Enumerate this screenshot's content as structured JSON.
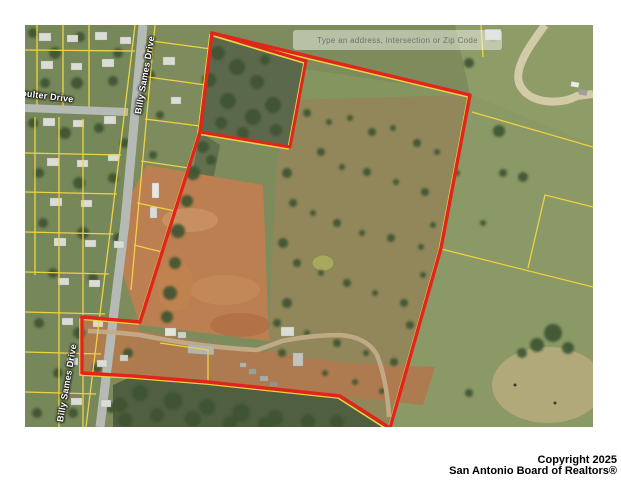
{
  "window": {
    "width": 621,
    "height": 480,
    "background": "#ffffff"
  },
  "map": {
    "kind": "aerial-parcel-map",
    "watermark_text": "Type an address, intersection or Zip Code",
    "street_labels": [
      {
        "id": "billy-sames-upper",
        "text": "Billy Sames Drive"
      },
      {
        "id": "billy-sames-lower",
        "text": "Billy Sames Drive"
      },
      {
        "id": "coulter-drive",
        "text": "oulter Drive"
      }
    ],
    "colors": {
      "subject_boundary_red": "#e1251b",
      "parcel_line_yellow": "#eed243",
      "road_gray": "#b6bab4",
      "dirt_brown": "#bb7f51",
      "field_green": "#8a9965",
      "woods_green": "#4f5f3f"
    }
  },
  "copyright": {
    "line1": "Copyright 2025",
    "line2": "San Antonio Board of Realtors®"
  }
}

*Set problem*.
Repeat the data exactly, dropping every picture it holds.

*Problem solution*.
Enumerate this screenshot's content as structured JSON.
{
  "window": {
    "width": 621,
    "height": 480,
    "background": "#ffffff"
  },
  "map": {
    "kind": "aerial-parcel-map",
    "watermark_text": "Type an address, intersection or Zip Code",
    "street_labels": [
      {
        "id": "billy-sames-upper",
        "text": "Billy Sames Drive"
      },
      {
        "id": "billy-sames-lower",
        "text": "Billy Sames Drive"
      },
      {
        "id": "coulter-drive",
        "text": "oulter Drive"
      }
    ],
    "colors": {
      "subject_boundary_red": "#e1251b",
      "parcel_line_yellow": "#eed243",
      "road_gray": "#b6bab4",
      "dirt_brown": "#bb7f51",
      "field_green": "#8a9965",
      "woods_green": "#4f5f3f"
    }
  },
  "copyright": {
    "line1": "Copyright 2025",
    "line2": "San Antonio Board of Realtors®"
  }
}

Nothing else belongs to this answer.